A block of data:
──────────
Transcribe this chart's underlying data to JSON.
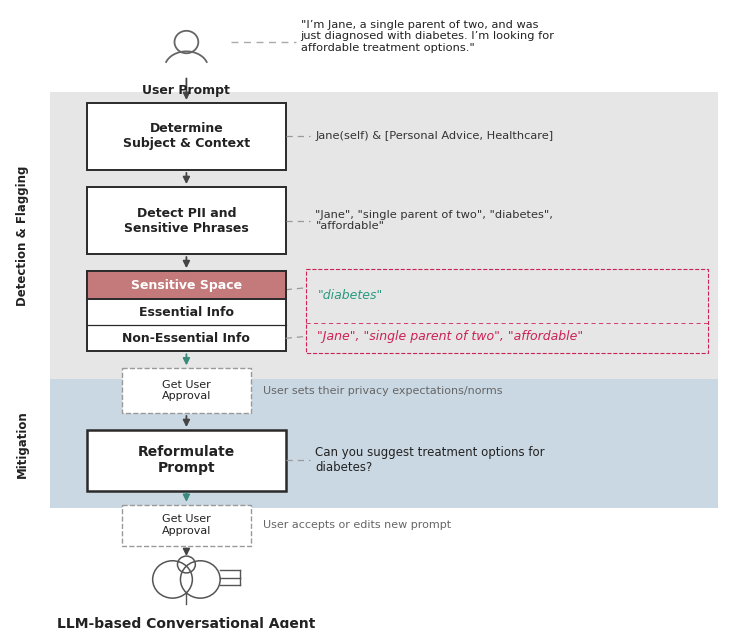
{
  "bg_color": "#ffffff",
  "detection_bg": "#e6e6e6",
  "mitigation_bg": "#cad8e3",
  "figure_size": [
    7.49,
    6.28
  ],
  "dpi": 100,
  "user_prompt_text": "User Prompt",
  "user_quote": "\"I’m Jane, a single parent of two, and was\njust diagnosed with diabetes. I’m looking for\naffordable treatment options.\"",
  "box1_text": "Determine\nSubject & Context",
  "box1_note": "Jane(self) & [Personal Advice, Healthcare]",
  "box2_text": "Detect PII and\nSensitive Phrases",
  "box2_note": "\"Jane\", \"single parent of two\", \"diabetes\",\n\"affordable\"",
  "sensitive_space_text": "Sensitive Space",
  "essential_text": "Essential Info",
  "nonessential_text": "Non-Essential Info",
  "essential_note": "\"diabetes\"",
  "nonessential_note": "\"Jane\", \"single parent of two\", \"affordable\"",
  "approval1_text": "Get User\nApproval",
  "approval1_note": "User sets their privacy expectations/norms",
  "reformulate_text": "Reformulate\nPrompt",
  "reformulate_note": "Can you suggest treatment options for\ndiabetes?",
  "approval2_text": "Get User\nApproval",
  "approval2_note": "User accepts or edits new prompt",
  "llm_text": "LLM-based Conversational Agent",
  "detection_label": "Detection & Flagging",
  "mitigation_label": "Mitigation",
  "colors": {
    "box_border": "#2a2a2a",
    "box_fill": "#ffffff",
    "sensitive_fill": "#c47a7a",
    "arrow_solid": "#444444",
    "arrow_teal": "#3a8a7a",
    "essential_color": "#2a9a80",
    "nonessential_color": "#cc2255",
    "note_color": "#666666",
    "label_color": "#222222",
    "dashed_box_border": "#999999",
    "dashed_note_line": "#999999",
    "ann_box_color": "#cc2255"
  }
}
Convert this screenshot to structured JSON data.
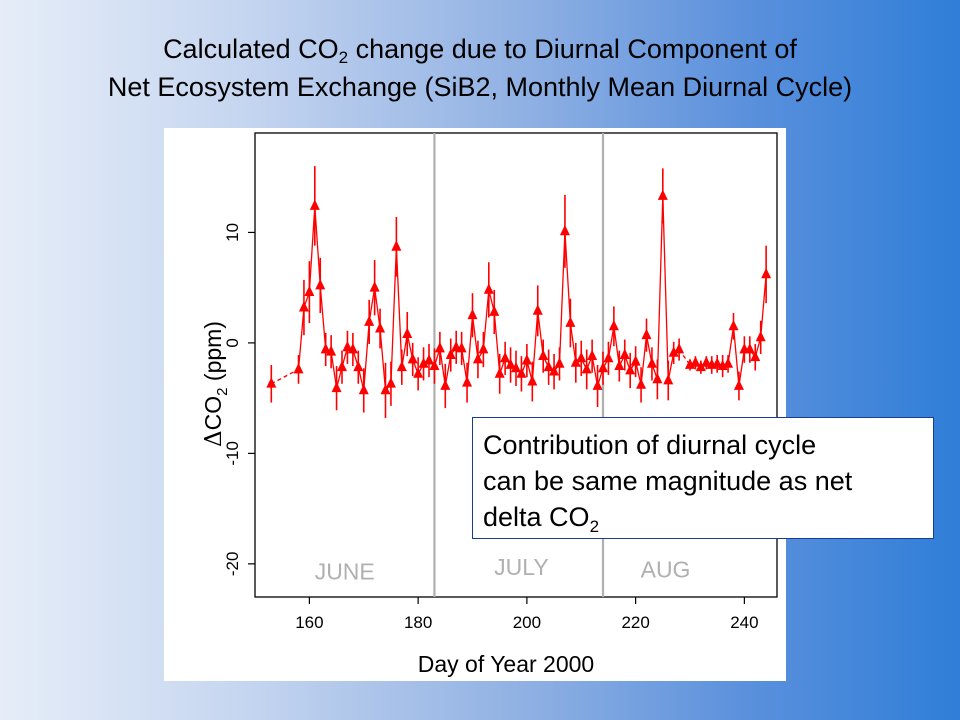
{
  "slide": {
    "title_line1_a": "Calculated CO",
    "title_line1_sub": "2",
    "title_line1_b": " change due to Diurnal Component of",
    "title_line2": "Net Ecosystem Exchange (SiB2, Monthly Mean Diurnal Cycle)"
  },
  "callout": {
    "line1": "Contribution of diurnal cycle",
    "line2": "can be same magnitude as net",
    "line3_a": "delta CO",
    "line3_sub": "2"
  },
  "colors": {
    "series": "#ff0000",
    "month_divider": "#b0b0b0",
    "month_label": "#b0b0b0",
    "axis": "#000000"
  },
  "chart_data": {
    "type": "line",
    "xlabel": "Day of Year 2000",
    "ylabel_prefix": "Δ",
    "ylabel_main": "CO",
    "ylabel_sub": "2",
    "ylabel_suffix": " (ppm)",
    "xlim": [
      150,
      246
    ],
    "ylim": [
      -23,
      19
    ],
    "xticks": [
      160,
      180,
      200,
      220,
      240
    ],
    "yticks": [
      -20,
      -10,
      0,
      10
    ],
    "grid": false,
    "month_dividers": [
      183,
      214
    ],
    "month_labels": [
      {
        "text": "JUNE",
        "x": 166.5,
        "y": -20.7
      },
      {
        "text": "JULY",
        "x": 199,
        "y": -20.3
      },
      {
        "text": "AUG",
        "x": 225.5,
        "y": -20.5
      }
    ],
    "series": [
      {
        "x": [
          153,
          158,
          159,
          160,
          161,
          162,
          163,
          164,
          165,
          166,
          167,
          168,
          169,
          170,
          171,
          172,
          173,
          174,
          175,
          176,
          177,
          178,
          179,
          180,
          181,
          182,
          183,
          184,
          185,
          186,
          187,
          188,
          189,
          190,
          191,
          192,
          193,
          194,
          195,
          196,
          197,
          198,
          199,
          200,
          201,
          202,
          203,
          204,
          205,
          206,
          207,
          208,
          209,
          210,
          211,
          212,
          213,
          214,
          215,
          216,
          217,
          218,
          219,
          220,
          221,
          222,
          223,
          224,
          225,
          226,
          227,
          228,
          230,
          231,
          232,
          233,
          234,
          235,
          236,
          237,
          238,
          239,
          240,
          241,
          242,
          243,
          244
        ],
        "y": [
          -3.7,
          -2.4,
          3.2,
          4.6,
          12.4,
          5.2,
          -0.6,
          -0.8,
          -4.1,
          -2.2,
          -0.4,
          -0.6,
          -2.2,
          -4.3,
          1.9,
          5.0,
          1.3,
          -4.3,
          -3.7,
          8.7,
          -2.2,
          0.8,
          -1.5,
          -2.8,
          -1.9,
          -1.6,
          -2.1,
          -0.5,
          -3.9,
          -1.1,
          -0.4,
          -0.5,
          -3.6,
          2.5,
          -1.5,
          -0.6,
          4.8,
          2.8,
          -2.8,
          -1.4,
          -2.0,
          -2.3,
          -2.8,
          -1.6,
          -3.5,
          2.9,
          -1.2,
          -2.2,
          -2.6,
          -1.9,
          10.1,
          1.8,
          -1.8,
          -1.4,
          -2.4,
          -1.2,
          -3.9,
          -2.3,
          -1.4,
          1.5,
          -2.1,
          -1.1,
          -2.5,
          -1.7,
          -3.8,
          0.7,
          -1.9,
          -3.3,
          13.3,
          -3.4,
          -0.9,
          -0.6,
          -2.0,
          -1.8,
          -2.2,
          -1.8,
          -2.0,
          -1.9,
          -2.1,
          -1.9,
          1.5,
          -3.9,
          -0.6,
          -0.6,
          -1.3,
          0.5,
          6.2
        ],
        "err": [
          1.7,
          1.3,
          2.5,
          2.8,
          3.6,
          2.5,
          1.5,
          1.5,
          2.0,
          1.5,
          1.5,
          1.5,
          1.5,
          2.0,
          2.0,
          2.5,
          1.8,
          2.5,
          2.0,
          2.7,
          1.6,
          2.0,
          1.5,
          1.5,
          1.5,
          1.5,
          1.6,
          1.5,
          2.0,
          1.5,
          1.5,
          1.5,
          1.8,
          2.0,
          1.7,
          1.6,
          2.5,
          2.0,
          1.8,
          1.5,
          1.6,
          1.6,
          1.6,
          1.5,
          1.8,
          2.3,
          1.5,
          1.6,
          1.6,
          1.5,
          3.3,
          2.2,
          1.8,
          1.6,
          1.8,
          1.5,
          1.9,
          1.5,
          1.5,
          1.8,
          1.4,
          1.4,
          1.6,
          1.4,
          1.6,
          1.5,
          1.5,
          1.8,
          2.5,
          1.8,
          1.0,
          1.0,
          0.5,
          0.6,
          0.6,
          0.6,
          0.8,
          0.8,
          1.0,
          0.8,
          1.2,
          1.3,
          1.2,
          1.2,
          1.2,
          1.5,
          2.6
        ]
      }
    ]
  }
}
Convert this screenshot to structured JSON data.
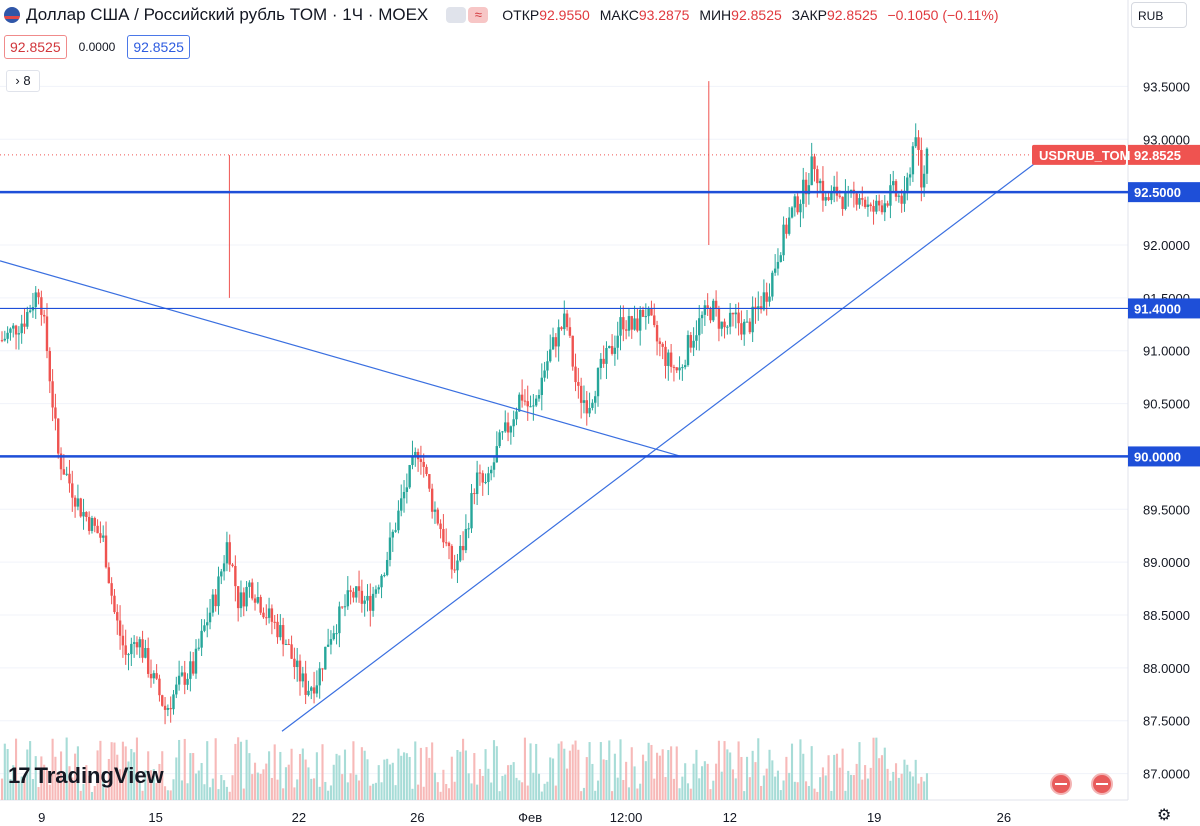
{
  "header": {
    "title": "Доллар США / Российский рубль TOM · 1Ч · MOEX",
    "open_label": "ОТКР",
    "open": "92.9550",
    "high_label": "МАКС",
    "high": "93.2875",
    "low_label": "МИН",
    "low": "92.8525",
    "close_label": "ЗАКР",
    "close": "92.8525",
    "change": "−0.1050 (−0.11%)"
  },
  "price_row": {
    "bid": "92.8525",
    "spread": "0.0000",
    "ask": "92.8525"
  },
  "indicator_count": "8",
  "currency": "RUB",
  "logo": "TradingView",
  "chart_data": {
    "type": "candlestick",
    "symbol_label": "USDRUB_TOM",
    "last_price": 92.8525,
    "ylim": [
      86.75,
      93.75
    ],
    "y_ticks": [
      "87.0000",
      "87.5000",
      "88.0000",
      "88.5000",
      "89.0000",
      "89.5000",
      "90.0000",
      "90.5000",
      "91.0000",
      "91.5000",
      "92.0000",
      "92.5000",
      "93.0000",
      "93.5000"
    ],
    "x_ticks": [
      "9",
      "15",
      "22",
      "26",
      "Фев",
      "12:00",
      "12",
      "19",
      "26"
    ],
    "horizontal_levels": [
      {
        "value": 92.5,
        "label": "92.5000",
        "color": "#1e4fd8",
        "bold": true
      },
      {
        "value": 91.4,
        "label": "91.4000",
        "color": "#1e4fd8",
        "bold": false
      },
      {
        "value": 90.0,
        "label": "90.0000",
        "color": "#1e4fd8",
        "bold": true
      }
    ],
    "trend_lines": [
      {
        "from": [
          0,
          91.85
        ],
        "to": [
          0.533,
          90.0
        ]
      },
      {
        "from": [
          0.25,
          87.4
        ],
        "to": [
          0.86,
          92.88
        ]
      }
    ],
    "path": [
      [
        0,
        91.1
      ],
      [
        0.02,
        91.3
      ],
      [
        0.033,
        91.6
      ],
      [
        0.04,
        91.0
      ],
      [
        0.05,
        90.0
      ],
      [
        0.07,
        89.5
      ],
      [
        0.09,
        89.2
      ],
      [
        0.1,
        88.5
      ],
      [
        0.11,
        88.1
      ],
      [
        0.12,
        88.3
      ],
      [
        0.13,
        88.0
      ],
      [
        0.145,
        87.6
      ],
      [
        0.16,
        87.9
      ],
      [
        0.17,
        88.0
      ],
      [
        0.18,
        88.4
      ],
      [
        0.19,
        88.7
      ],
      [
        0.2,
        89.2
      ],
      [
        0.21,
        88.6
      ],
      [
        0.22,
        88.8
      ],
      [
        0.235,
        88.5
      ],
      [
        0.25,
        88.3
      ],
      [
        0.26,
        88.0
      ],
      [
        0.27,
        87.8
      ],
      [
        0.28,
        87.9
      ],
      [
        0.29,
        88.3
      ],
      [
        0.3,
        88.5
      ],
      [
        0.31,
        88.7
      ],
      [
        0.325,
        88.6
      ],
      [
        0.34,
        89.0
      ],
      [
        0.355,
        89.6
      ],
      [
        0.37,
        90.1
      ],
      [
        0.38,
        89.6
      ],
      [
        0.39,
        89.3
      ],
      [
        0.4,
        88.9
      ],
      [
        0.41,
        89.2
      ],
      [
        0.42,
        89.8
      ],
      [
        0.43,
        89.7
      ],
      [
        0.44,
        90.1
      ],
      [
        0.45,
        90.3
      ],
      [
        0.46,
        90.6
      ],
      [
        0.47,
        90.4
      ],
      [
        0.48,
        90.8
      ],
      [
        0.49,
        91.1
      ],
      [
        0.5,
        91.3
      ],
      [
        0.51,
        90.6
      ],
      [
        0.52,
        90.5
      ],
      [
        0.53,
        90.8
      ],
      [
        0.54,
        91.0
      ],
      [
        0.55,
        91.3
      ],
      [
        0.56,
        91.2
      ],
      [
        0.57,
        91.4
      ],
      [
        0.58,
        91.1
      ],
      [
        0.59,
        90.9
      ],
      [
        0.6,
        90.8
      ],
      [
        0.61,
        91.1
      ],
      [
        0.62,
        91.3
      ],
      [
        0.63,
        91.4
      ],
      [
        0.64,
        91.2
      ],
      [
        0.65,
        91.3
      ],
      [
        0.66,
        91.2
      ],
      [
        0.67,
        91.4
      ],
      [
        0.68,
        91.6
      ],
      [
        0.69,
        92.0
      ],
      [
        0.7,
        92.3
      ],
      [
        0.71,
        92.5
      ],
      [
        0.72,
        92.8
      ],
      [
        0.73,
        92.4
      ],
      [
        0.74,
        92.5
      ],
      [
        0.75,
        92.4
      ],
      [
        0.76,
        92.5
      ],
      [
        0.77,
        92.3
      ],
      [
        0.78,
        92.4
      ],
      [
        0.79,
        92.5
      ],
      [
        0.8,
        92.4
      ],
      [
        0.81,
        93.1
      ],
      [
        0.815,
        92.5
      ],
      [
        0.82,
        92.9
      ]
    ],
    "spikes": [
      {
        "x": 0.175,
        "high": 92.85,
        "low": 91.5
      },
      {
        "x": 0.6,
        "high": 93.55,
        "low": 92.0
      }
    ]
  }
}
──────────
THE TASK:
Read through the data and copy every line where "Jane" shows up.

TASK ANSWER:
  "user_quote": "\"I’m Jane, a single parent of two, and was\njust diagnosed with diabetes. I’m looking for\naffordable treatment options.\"",
  "box1_note": "Jane(self) & [Personal Advice, Healthcare]",
  "box2_note": "\"Jane\", \"single parent of two\", \"diabetes\",\n\"affordable\"",
  "nonessential_note": "\"Jane\", \"single parent of two\", \"affordable\"",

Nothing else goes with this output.